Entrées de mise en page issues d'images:
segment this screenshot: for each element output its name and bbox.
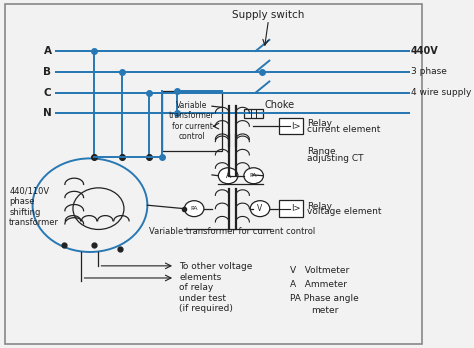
Text: To other voltage
elements
of relay
under test
(if required): To other voltage elements of relay under… (179, 262, 253, 313)
Circle shape (219, 168, 238, 184)
Text: PA Phase angle: PA Phase angle (290, 294, 358, 302)
Text: transformer: transformer (9, 218, 59, 227)
Bar (279, 118, 302, 134)
Text: PA: PA (191, 206, 198, 211)
Text: current element: current element (307, 125, 380, 134)
Text: voltage element: voltage element (307, 207, 381, 216)
Circle shape (250, 201, 270, 217)
Bar (279, 200, 302, 217)
Text: PA: PA (250, 173, 257, 178)
Text: 3 phase: 3 phase (411, 67, 447, 76)
Text: A: A (44, 46, 52, 56)
Text: meter: meter (311, 306, 338, 315)
Text: V: V (257, 204, 263, 213)
Text: C: C (44, 88, 51, 97)
Text: B: B (44, 67, 52, 77)
Text: 440V: 440V (411, 46, 438, 56)
Text: A: A (226, 171, 231, 180)
Text: 4 wire supply: 4 wire supply (411, 88, 471, 97)
Bar (162, 91, 222, 151)
Text: shifting: shifting (9, 208, 41, 216)
Text: phase: phase (9, 197, 35, 206)
Text: Range: Range (307, 147, 336, 156)
Text: Variable transformer for current control: Variable transformer for current control (149, 227, 316, 236)
Text: I>: I> (291, 122, 300, 130)
Circle shape (244, 168, 264, 184)
Text: N: N (43, 108, 52, 118)
Circle shape (184, 201, 204, 217)
Text: 440/110V: 440/110V (9, 187, 49, 196)
Text: A   Ammeter: A Ammeter (290, 280, 347, 289)
Text: Variable
transformer
for current
control: Variable transformer for current control (169, 101, 215, 141)
Text: Choke: Choke (264, 100, 294, 110)
Text: Relay: Relay (307, 119, 332, 128)
Text: adjusting CT: adjusting CT (307, 154, 363, 163)
Bar (244, 109, 263, 118)
Text: I>: I> (291, 204, 300, 213)
Text: V   Voltmeter: V Voltmeter (290, 266, 349, 275)
Text: Relay: Relay (307, 201, 332, 211)
Text: Supply switch: Supply switch (232, 9, 305, 19)
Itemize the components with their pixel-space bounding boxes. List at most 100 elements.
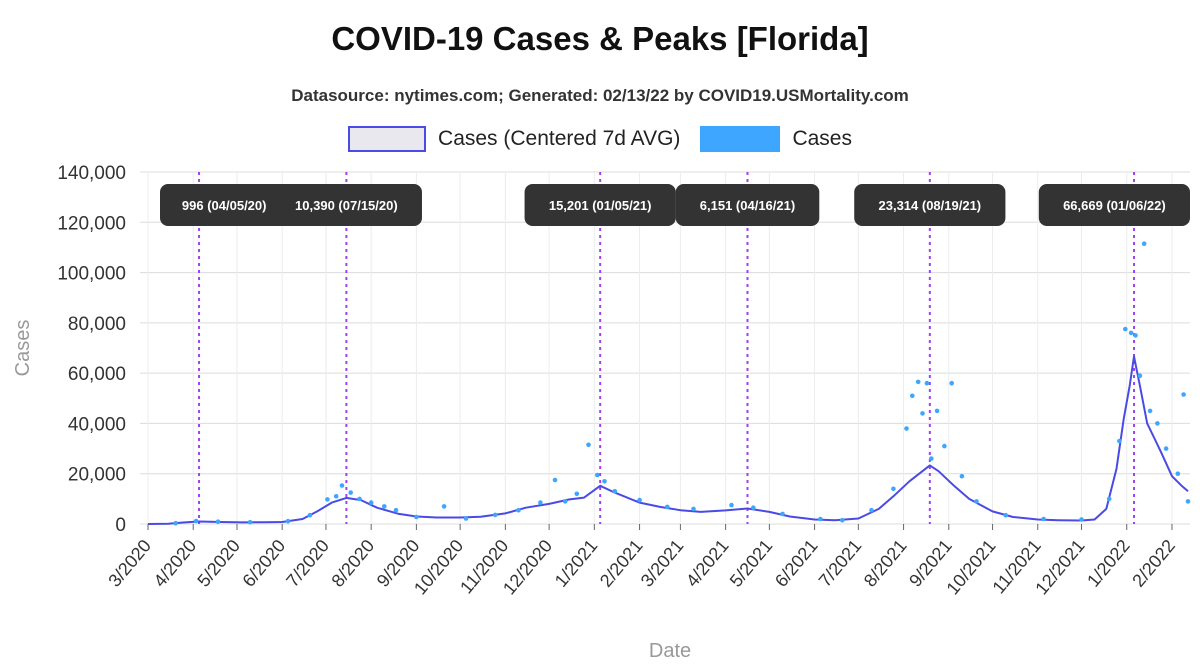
x-tick-label: 7/2021 bbox=[815, 536, 866, 591]
case-point bbox=[1079, 517, 1084, 522]
peak-label-box bbox=[524, 184, 676, 226]
x-tick-label: 8/2021 bbox=[860, 536, 911, 591]
case-point bbox=[357, 496, 362, 502]
case-point bbox=[1117, 438, 1122, 444]
case-point bbox=[729, 502, 734, 508]
case-point bbox=[974, 499, 979, 504]
case-point bbox=[193, 518, 199, 524]
case-point bbox=[368, 500, 374, 505]
x-tick-label: 3/2021 bbox=[637, 536, 688, 591]
x-tick-label: 1/2022 bbox=[1083, 536, 1134, 591]
y-tick-label: 40,000 bbox=[68, 414, 126, 435]
case-point bbox=[595, 472, 600, 478]
case-point bbox=[924, 380, 930, 386]
case-point bbox=[492, 512, 498, 518]
case-point bbox=[574, 491, 580, 497]
case-point bbox=[1185, 499, 1191, 504]
x-tick-label: 2/2022 bbox=[1128, 536, 1179, 591]
case-point bbox=[942, 443, 947, 449]
case-point bbox=[891, 486, 896, 492]
case-point bbox=[441, 504, 447, 509]
case-point bbox=[463, 516, 469, 521]
peak-label: 15,201 (01/05/21) bbox=[549, 198, 652, 213]
legend-item-avg[interactable]: Cases (Centered 7d AVG) bbox=[348, 126, 680, 152]
case-point bbox=[538, 500, 543, 505]
x-tick-label: 7/2020 bbox=[282, 536, 333, 591]
case-point bbox=[285, 518, 291, 524]
case-point bbox=[1128, 330, 1134, 336]
case-point bbox=[1133, 333, 1138, 338]
case-point bbox=[691, 506, 696, 512]
x-tick-label: 6/2020 bbox=[239, 536, 290, 591]
case-point bbox=[1155, 421, 1160, 426]
series-line-avg bbox=[147, 355, 1189, 525]
x-axis-title: Date bbox=[649, 640, 691, 662]
peak-label: 66,669 (01/06/22) bbox=[1063, 198, 1166, 213]
case-point bbox=[348, 490, 354, 495]
peak-label-box bbox=[675, 184, 820, 226]
case-point bbox=[414, 514, 419, 520]
y-axis-title: Cases bbox=[12, 320, 34, 377]
case-point bbox=[215, 519, 221, 524]
case-point bbox=[247, 519, 253, 525]
y-tick-label: 80,000 bbox=[68, 314, 126, 335]
legend-label-cases: Cases bbox=[792, 127, 852, 150]
case-point bbox=[665, 504, 670, 510]
x-tick-label: 6/2021 bbox=[771, 536, 822, 591]
case-point bbox=[959, 473, 965, 479]
x-tick-label: 2/2021 bbox=[596, 536, 647, 591]
case-point bbox=[910, 393, 915, 399]
case-point bbox=[1175, 471, 1181, 477]
x-tick-label: 5/2020 bbox=[193, 536, 244, 591]
y-tick-label: 60,000 bbox=[68, 364, 126, 385]
peak-label-box bbox=[270, 184, 422, 226]
case-point bbox=[1141, 241, 1147, 246]
x-tick-label: 1/2021 bbox=[551, 536, 602, 591]
series-layer bbox=[147, 241, 1191, 526]
case-point bbox=[869, 507, 874, 513]
legend-swatch-avg bbox=[348, 126, 427, 152]
x-tick-label: 5/2021 bbox=[726, 536, 777, 591]
case-point bbox=[915, 379, 921, 385]
case-point bbox=[1003, 512, 1008, 518]
case-point bbox=[818, 516, 823, 522]
case-point bbox=[780, 511, 785, 517]
case-point bbox=[562, 499, 568, 504]
peak-labels-layer: 996 (04/05/20) 10,390 (07/15/20) 15,201 (0… bbox=[160, 184, 1190, 226]
legend-swatch-cases bbox=[700, 126, 781, 152]
peak-label: 10,390 (07/15/20) bbox=[295, 198, 398, 213]
case-point bbox=[173, 520, 178, 526]
case-point bbox=[1041, 516, 1046, 522]
case-point bbox=[929, 456, 934, 461]
case-point bbox=[602, 479, 607, 484]
peak-label: 6,151 (04/16/21) bbox=[700, 198, 795, 213]
case-point bbox=[1123, 326, 1128, 332]
case-point bbox=[840, 517, 845, 523]
case-point bbox=[307, 512, 313, 518]
case-point bbox=[1137, 373, 1143, 379]
x-tick-label: 3/2020 bbox=[104, 536, 155, 591]
legend-label-avg: Cases (Centered 7d AVG) bbox=[438, 127, 681, 150]
y-tick-label: 0 bbox=[115, 515, 126, 536]
axis-layer: 0 20,000 40,000 60,000 80,000 100,000 120,000 1… bbox=[57, 163, 1179, 598]
case-point bbox=[325, 497, 330, 502]
y-tick-label: 20,000 bbox=[68, 465, 126, 486]
case-point bbox=[393, 507, 399, 513]
case-point bbox=[751, 505, 756, 511]
case-point bbox=[586, 442, 591, 448]
case-point bbox=[516, 507, 521, 513]
case-point bbox=[934, 408, 940, 414]
case-point bbox=[1163, 446, 1169, 451]
peak-label: 23,314 (08/19/21) bbox=[879, 198, 982, 213]
case-point bbox=[1147, 408, 1153, 414]
peak-label-box bbox=[854, 184, 1006, 226]
x-tick-label: 4/2021 bbox=[682, 536, 733, 591]
y-tick-label: 100,000 bbox=[57, 264, 126, 285]
legend-item-cases[interactable]: Cases bbox=[700, 126, 852, 152]
case-point bbox=[382, 504, 387, 509]
chart-subtitle: Datasource: nytimes.com; Generated: 02/1… bbox=[291, 86, 909, 105]
case-point bbox=[920, 411, 925, 416]
x-tick-label: 4/2020 bbox=[150, 536, 201, 591]
peak-label: 996 (04/05/20) bbox=[182, 198, 267, 213]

*Objectif de l'exercice*
Retranscrivez fidèlement chaque ligne de la liste ci-dessus, du début à la fin. Omettez les images.

*Résultat de l'exercice*
segment this screenshot: for each element output its name and bbox.
Text: To other voltage
elements
of relay
under test
(if required): To other voltage elements of relay under… (179, 262, 253, 313)
Circle shape (219, 168, 238, 184)
Text: PA Phase angle: PA Phase angle (290, 294, 358, 302)
Text: transformer: transformer (9, 218, 59, 227)
Bar (279, 118, 302, 134)
Text: PA: PA (191, 206, 198, 211)
Text: current element: current element (307, 125, 380, 134)
Text: voltage element: voltage element (307, 207, 381, 216)
Circle shape (250, 201, 270, 217)
Bar (279, 200, 302, 217)
Text: PA: PA (250, 173, 257, 178)
Text: 3 phase: 3 phase (411, 67, 447, 76)
Text: A: A (44, 46, 52, 56)
Text: meter: meter (311, 306, 338, 315)
Text: V: V (257, 204, 263, 213)
Text: C: C (44, 88, 51, 97)
Text: B: B (44, 67, 52, 77)
Text: 440V: 440V (411, 46, 438, 56)
Text: A: A (226, 171, 231, 180)
Text: 4 wire supply: 4 wire supply (411, 88, 471, 97)
Bar (162, 91, 222, 151)
Text: shifting: shifting (9, 208, 41, 216)
Text: phase: phase (9, 197, 35, 206)
Text: Range: Range (307, 147, 336, 156)
Text: Variable transformer for current control: Variable transformer for current control (149, 227, 316, 236)
Text: I>: I> (291, 122, 300, 130)
Circle shape (244, 168, 264, 184)
Text: N: N (43, 108, 52, 118)
Circle shape (184, 201, 204, 217)
Text: 440/110V: 440/110V (9, 187, 49, 196)
Text: A   Ammeter: A Ammeter (290, 280, 347, 289)
Text: Variable
transformer
for current
control: Variable transformer for current control (169, 101, 215, 141)
Text: Choke: Choke (264, 100, 294, 110)
Text: Relay: Relay (307, 119, 332, 128)
Text: adjusting CT: adjusting CT (307, 154, 363, 163)
Bar (244, 109, 263, 118)
Text: I>: I> (291, 204, 300, 213)
Text: V   Voltmeter: V Voltmeter (290, 266, 349, 275)
Text: Relay: Relay (307, 201, 332, 211)
Text: Supply switch: Supply switch (232, 9, 305, 19)
Itemize the components with their pixel-space bounding boxes. List at most 100 elements.
x-tick-label: 7/2021 bbox=[815, 536, 866, 591]
case-point bbox=[1079, 517, 1084, 522]
peak-label-box bbox=[524, 184, 676, 226]
x-tick-label: 8/2021 bbox=[860, 536, 911, 591]
case-point bbox=[357, 496, 362, 502]
case-point bbox=[1117, 438, 1122, 444]
case-point bbox=[729, 502, 734, 508]
case-point bbox=[974, 499, 979, 504]
case-point bbox=[193, 518, 199, 524]
case-point bbox=[368, 500, 374, 505]
x-tick-label: 3/2021 bbox=[637, 536, 688, 591]
x-tick-label: 1/2022 bbox=[1083, 536, 1134, 591]
y-tick-label: 40,000 bbox=[68, 414, 126, 435]
case-point bbox=[595, 472, 600, 478]
case-point bbox=[924, 380, 930, 386]
case-point bbox=[492, 512, 498, 518]
case-point bbox=[574, 491, 580, 497]
case-point bbox=[1185, 499, 1191, 504]
x-tick-label: 2/2022 bbox=[1128, 536, 1179, 591]
case-point bbox=[942, 443, 947, 449]
case-point bbox=[891, 486, 896, 492]
case-point bbox=[441, 504, 447, 509]
case-point bbox=[463, 516, 469, 521]
peak-label: 15,201 (01/05/21) bbox=[549, 198, 652, 213]
legend-item-avg[interactable]: Cases (Centered 7d AVG) bbox=[348, 126, 680, 152]
case-point bbox=[538, 500, 543, 505]
x-tick-label: 7/2020 bbox=[282, 536, 333, 591]
case-point bbox=[285, 518, 291, 524]
case-point bbox=[1128, 330, 1134, 336]
case-point bbox=[1133, 333, 1138, 338]
case-point bbox=[691, 506, 696, 512]
x-tick-label: 6/2020 bbox=[239, 536, 290, 591]
case-point bbox=[1155, 421, 1160, 426]
series-line-avg bbox=[147, 355, 1189, 525]
x-axis-title: Date bbox=[649, 640, 691, 662]
peak-label: 66,669 (01/06/22) bbox=[1063, 198, 1166, 213]
case-point bbox=[348, 490, 354, 495]
peak-label-box bbox=[675, 184, 820, 226]
case-point bbox=[414, 514, 419, 520]
y-axis-title: Cases bbox=[12, 320, 34, 377]
case-point bbox=[215, 519, 221, 524]
case-point bbox=[247, 519, 253, 525]
y-tick-label: 80,000 bbox=[68, 314, 126, 335]
legend-label-cases: Cases bbox=[792, 127, 852, 150]
case-point bbox=[665, 504, 670, 510]
x-tick-label: 6/2021 bbox=[771, 536, 822, 591]
case-point bbox=[959, 473, 965, 479]
x-tick-label: 2/2021 bbox=[596, 536, 647, 591]
case-point bbox=[910, 393, 915, 399]
case-point bbox=[1175, 471, 1181, 477]
x-tick-label: 5/2020 bbox=[193, 536, 244, 591]
y-tick-label: 60,000 bbox=[68, 364, 126, 385]
peak-label-box bbox=[270, 184, 422, 226]
case-point bbox=[1141, 241, 1147, 246]
x-tick-label: 1/2021 bbox=[551, 536, 602, 591]
series-layer bbox=[147, 241, 1191, 526]
case-point bbox=[869, 507, 874, 513]
legend-swatch-avg bbox=[348, 126, 427, 152]
x-tick-label: 5/2021 bbox=[726, 536, 777, 591]
case-point bbox=[915, 379, 921, 385]
case-point bbox=[1003, 512, 1008, 518]
case-point bbox=[818, 516, 823, 522]
case-point bbox=[780, 511, 785, 517]
case-point bbox=[562, 499, 568, 504]
peak-labels-layer: 996 (04/05/20) 10,390 (07/15/20) 15,201 (0… bbox=[160, 184, 1190, 226]
legend-swatch-cases bbox=[700, 126, 781, 152]
peak-label: 10,390 (07/15/20) bbox=[295, 198, 398, 213]
case-point bbox=[173, 520, 178, 526]
case-point bbox=[1041, 516, 1046, 522]
case-point bbox=[929, 456, 934, 461]
case-point bbox=[602, 479, 607, 484]
peak-label: 6,151 (04/16/21) bbox=[700, 198, 795, 213]
case-point bbox=[1123, 326, 1128, 332]
case-point bbox=[840, 517, 845, 523]
case-point bbox=[307, 512, 313, 518]
case-point bbox=[1137, 373, 1143, 379]
x-tick-label: 3/2020 bbox=[104, 536, 155, 591]
legend-label-avg: Cases (Centered 7d AVG) bbox=[438, 127, 681, 150]
y-tick-label: 0 bbox=[115, 515, 126, 536]
axis-layer: 0 20,000 40,000 60,000 80,000 100,000 120,000 1… bbox=[57, 163, 1179, 598]
case-point bbox=[325, 497, 330, 502]
y-tick-label: 20,000 bbox=[68, 465, 126, 486]
case-point bbox=[393, 507, 399, 513]
case-point bbox=[751, 505, 756, 511]
case-point bbox=[586, 442, 591, 448]
case-point bbox=[516, 507, 521, 513]
case-point bbox=[934, 408, 940, 414]
case-point bbox=[1163, 446, 1169, 451]
peak-label: 23,314 (08/19/21) bbox=[879, 198, 982, 213]
case-point bbox=[1147, 408, 1153, 414]
peak-label-box bbox=[854, 184, 1006, 226]
x-tick-label: 4/2021 bbox=[682, 536, 733, 591]
y-tick-label: 100,000 bbox=[57, 264, 126, 285]
legend-item-cases[interactable]: Cases bbox=[700, 126, 852, 152]
case-point bbox=[382, 504, 387, 509]
chart-subtitle: Datasource: nytimes.com; Generated: 02/1… bbox=[291, 86, 909, 105]
case-point bbox=[920, 411, 925, 416]
x-tick-label: 4/2020 bbox=[150, 536, 201, 591]
peak-label: 996 (04/05/20) bbox=[182, 198, 267, 213]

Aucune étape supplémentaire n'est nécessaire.